Written task: All of the data must be printed exactly; please include every line.

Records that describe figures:
******
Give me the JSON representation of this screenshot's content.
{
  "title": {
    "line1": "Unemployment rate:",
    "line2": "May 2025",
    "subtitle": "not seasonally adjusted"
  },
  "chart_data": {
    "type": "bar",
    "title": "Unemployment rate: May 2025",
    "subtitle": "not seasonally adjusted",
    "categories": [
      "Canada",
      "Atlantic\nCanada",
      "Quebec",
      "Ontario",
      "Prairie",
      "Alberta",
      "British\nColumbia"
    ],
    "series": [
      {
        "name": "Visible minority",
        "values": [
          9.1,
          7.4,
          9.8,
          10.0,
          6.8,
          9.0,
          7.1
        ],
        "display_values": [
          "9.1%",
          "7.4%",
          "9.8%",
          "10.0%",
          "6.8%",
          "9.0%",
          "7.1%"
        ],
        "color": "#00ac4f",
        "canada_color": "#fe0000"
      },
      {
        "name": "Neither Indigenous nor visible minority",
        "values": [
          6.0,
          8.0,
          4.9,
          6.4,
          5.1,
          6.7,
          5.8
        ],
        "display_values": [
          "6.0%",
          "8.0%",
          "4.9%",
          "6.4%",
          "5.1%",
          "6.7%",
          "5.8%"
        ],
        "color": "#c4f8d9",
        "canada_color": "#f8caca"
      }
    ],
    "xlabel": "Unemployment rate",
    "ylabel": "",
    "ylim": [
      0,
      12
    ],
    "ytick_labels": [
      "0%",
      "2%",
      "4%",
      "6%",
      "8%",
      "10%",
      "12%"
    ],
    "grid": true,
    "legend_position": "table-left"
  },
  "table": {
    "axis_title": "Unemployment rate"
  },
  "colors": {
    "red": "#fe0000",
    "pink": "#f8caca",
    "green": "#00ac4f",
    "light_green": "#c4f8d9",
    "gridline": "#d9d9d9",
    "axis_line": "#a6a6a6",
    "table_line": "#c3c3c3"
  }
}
******
Answer for the task:
Give me the JSON representation of this screenshot's content.
{
  "title": {
    "line1": "Unemployment rate:",
    "line2": "May 2025",
    "subtitle": "not seasonally adjusted"
  },
  "chart_data": {
    "type": "bar",
    "title": "Unemployment rate: May 2025",
    "subtitle": "not seasonally adjusted",
    "categories": [
      "Canada",
      "Atlantic\nCanada",
      "Quebec",
      "Ontario",
      "Prairie",
      "Alberta",
      "British\nColumbia"
    ],
    "series": [
      {
        "name": "Visible minority",
        "values": [
          9.1,
          7.4,
          9.8,
          10.0,
          6.8,
          9.0,
          7.1
        ],
        "display_values": [
          "9.1%",
          "7.4%",
          "9.8%",
          "10.0%",
          "6.8%",
          "9.0%",
          "7.1%"
        ],
        "color": "#00ac4f",
        "canada_color": "#fe0000"
      },
      {
        "name": "Neither Indigenous nor visible minority",
        "values": [
          6.0,
          8.0,
          4.9,
          6.4,
          5.1,
          6.7,
          5.8
        ],
        "display_values": [
          "6.0%",
          "8.0%",
          "4.9%",
          "6.4%",
          "5.1%",
          "6.7%",
          "5.8%"
        ],
        "color": "#c4f8d9",
        "canada_color": "#f8caca"
      }
    ],
    "xlabel": "Unemployment rate",
    "ylabel": "",
    "ylim": [
      0,
      12
    ],
    "ytick_labels": [
      "0%",
      "2%",
      "4%",
      "6%",
      "8%",
      "10%",
      "12%"
    ],
    "grid": true,
    "legend_position": "table-left"
  },
  "table": {
    "axis_title": "Unemployment rate"
  },
  "colors": {
    "red": "#fe0000",
    "pink": "#f8caca",
    "green": "#00ac4f",
    "light_green": "#c4f8d9",
    "gridline": "#d9d9d9",
    "axis_line": "#a6a6a6",
    "table_line": "#c3c3c3"
  }
}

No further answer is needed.